*PROBLEM STATEMENT*. Will you quote all of the entries, word for word?

[start of DATA]

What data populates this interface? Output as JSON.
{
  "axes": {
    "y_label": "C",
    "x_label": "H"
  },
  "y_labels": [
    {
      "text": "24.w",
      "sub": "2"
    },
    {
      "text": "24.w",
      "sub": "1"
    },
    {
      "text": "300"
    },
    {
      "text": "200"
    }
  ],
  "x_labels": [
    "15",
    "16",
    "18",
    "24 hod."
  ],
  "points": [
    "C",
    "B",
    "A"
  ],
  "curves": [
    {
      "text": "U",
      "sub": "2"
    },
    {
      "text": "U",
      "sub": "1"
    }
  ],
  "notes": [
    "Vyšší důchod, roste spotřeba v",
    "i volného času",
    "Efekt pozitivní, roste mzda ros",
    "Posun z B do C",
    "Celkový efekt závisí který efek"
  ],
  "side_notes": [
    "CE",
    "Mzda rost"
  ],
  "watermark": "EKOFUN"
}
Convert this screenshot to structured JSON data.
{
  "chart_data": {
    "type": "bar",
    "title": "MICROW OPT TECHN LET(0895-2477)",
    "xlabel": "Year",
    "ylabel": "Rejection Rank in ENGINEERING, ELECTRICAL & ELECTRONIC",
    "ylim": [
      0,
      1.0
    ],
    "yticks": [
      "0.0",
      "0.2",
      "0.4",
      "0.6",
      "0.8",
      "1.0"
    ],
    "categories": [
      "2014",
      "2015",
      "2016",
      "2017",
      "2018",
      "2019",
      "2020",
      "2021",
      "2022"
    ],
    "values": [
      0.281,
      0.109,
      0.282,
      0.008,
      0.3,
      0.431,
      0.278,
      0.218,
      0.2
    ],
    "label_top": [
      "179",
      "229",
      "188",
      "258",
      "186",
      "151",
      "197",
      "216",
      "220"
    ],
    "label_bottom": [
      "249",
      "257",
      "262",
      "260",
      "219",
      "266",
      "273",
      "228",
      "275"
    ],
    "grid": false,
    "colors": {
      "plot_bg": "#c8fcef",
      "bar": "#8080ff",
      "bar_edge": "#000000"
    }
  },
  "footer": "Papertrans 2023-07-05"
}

[end of DATA]

*RESULT OF THE EXERCISE*.
What data populates this interface? Output as JSON.
{
  "axes": {
    "y_label": "C",
    "x_label": "H"
  },
  "y_labels": [
    {
      "text": "24.w",
      "sub": "2"
    },
    {
      "text": "24.w",
      "sub": "1"
    },
    {
      "text": "300"
    },
    {
      "text": "200"
    }
  ],
  "x_labels": [
    "15",
    "16",
    "18",
    "24 hod."
  ],
  "points": [
    "C",
    "B",
    "A"
  ],
  "curves": [
    {
      "text": "U",
      "sub": "2"
    },
    {
      "text": "U",
      "sub": "1"
    }
  ],
  "notes": [
    "Vyšší důchod, roste spotřeba v",
    "i volného času",
    "Efekt pozitivní, roste mzda ros",
    "Posun z B do C",
    "Celkový efekt závisí který efek"
  ],
  "side_notes": [
    "CE",
    "Mzda rost"
  ],
  "watermark": "EKOFUN"
}
Convert this screenshot to structured JSON data.
{
  "chart_data": {
    "type": "bar",
    "title": "MICROW OPT TECHN LET(0895-2477)",
    "xlabel": "Year",
    "ylabel": "Rejection Rank in ENGINEERING, ELECTRICAL & ELECTRONIC",
    "ylim": [
      0,
      1.0
    ],
    "yticks": [
      "0.0",
      "0.2",
      "0.4",
      "0.6",
      "0.8",
      "1.0"
    ],
    "categories": [
      "2014",
      "2015",
      "2016",
      "2017",
      "2018",
      "2019",
      "2020",
      "2021",
      "2022"
    ],
    "values": [
      0.281,
      0.109,
      0.282,
      0.008,
      0.3,
      0.431,
      0.278,
      0.218,
      0.2
    ],
    "label_top": [
      "179",
      "229",
      "188",
      "258",
      "186",
      "151",
      "197",
      "216",
      "220"
    ],
    "label_bottom": [
      "249",
      "257",
      "262",
      "260",
      "219",
      "266",
      "273",
      "228",
      "275"
    ],
    "grid": false,
    "colors": {
      "plot_bg": "#c8fcef",
      "bar": "#8080ff",
      "bar_edge": "#000000"
    }
  },
  "footer": "Papertrans 2023-07-05"
}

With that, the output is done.